___ Data for this task

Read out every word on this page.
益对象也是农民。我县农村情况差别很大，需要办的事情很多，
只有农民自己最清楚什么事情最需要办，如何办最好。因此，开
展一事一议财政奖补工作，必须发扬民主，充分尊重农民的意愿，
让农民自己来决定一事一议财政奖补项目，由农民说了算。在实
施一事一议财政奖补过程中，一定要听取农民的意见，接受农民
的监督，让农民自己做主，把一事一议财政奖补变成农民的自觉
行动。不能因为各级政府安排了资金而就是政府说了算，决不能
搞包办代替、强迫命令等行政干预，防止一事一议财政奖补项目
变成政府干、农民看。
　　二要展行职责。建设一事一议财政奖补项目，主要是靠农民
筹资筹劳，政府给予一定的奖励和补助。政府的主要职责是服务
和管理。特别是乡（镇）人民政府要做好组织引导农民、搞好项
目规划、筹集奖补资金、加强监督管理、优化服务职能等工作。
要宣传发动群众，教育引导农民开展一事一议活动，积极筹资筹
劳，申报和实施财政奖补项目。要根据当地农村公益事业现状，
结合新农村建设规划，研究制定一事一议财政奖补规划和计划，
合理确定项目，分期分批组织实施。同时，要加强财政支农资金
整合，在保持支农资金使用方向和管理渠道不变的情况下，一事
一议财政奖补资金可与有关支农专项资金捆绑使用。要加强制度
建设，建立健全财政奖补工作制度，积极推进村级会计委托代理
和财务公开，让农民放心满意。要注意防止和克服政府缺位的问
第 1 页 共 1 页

______

Exercise goal: Give the entries again in full, exactly as they are written.

The completed task:
Read out every word on this page.
益对象也是农民。我县农村情况差别很大，需要办的事情很多，
只有农民自己最清楚什么事情最需要办，如何办最好。因此，开
展一事一议财政奖补工作，必须发扬民主，充分尊重农民的意愿，
让农民自己来决定一事一议财政奖补项目，由农民说了算。在实
施一事一议财政奖补过程中，一定要听取农民的意见，接受农民
的监督，让农民自己做主，把一事一议财政奖补变成农民的自觉
行动。不能因为各级政府安排了资金而就是政府说了算，决不能
搞包办代替、强迫命令等行政干预，防止一事一议财政奖补项目
变成政府干、农民看。
　　二要展行职责。建设一事一议财政奖补项目，主要是靠农民
筹资筹劳，政府给予一定的奖励和补助。政府的主要职责是服务
和管理。特别是乡（镇）人民政府要做好组织引导农民、搞好项
目规划、筹集奖补资金、加强监督管理、优化服务职能等工作。
要宣传发动群众，教育引导农民开展一事一议活动，积极筹资筹
劳，申报和实施财政奖补项目。要根据当地农村公益事业现状，
结合新农村建设规划，研究制定一事一议财政奖补规划和计划，
合理确定项目，分期分批组织实施。同时，要加强财政支农资金
整合，在保持支农资金使用方向和管理渠道不变的情况下，一事
一议财政奖补资金可与有关支农专项资金捆绑使用。要加强制度
建设，建立健全财政奖补工作制度，积极推进村级会计委托代理
和财务公开，让农民放心满意。要注意防止和克服政府缺位的问
第 1 页 共 1 页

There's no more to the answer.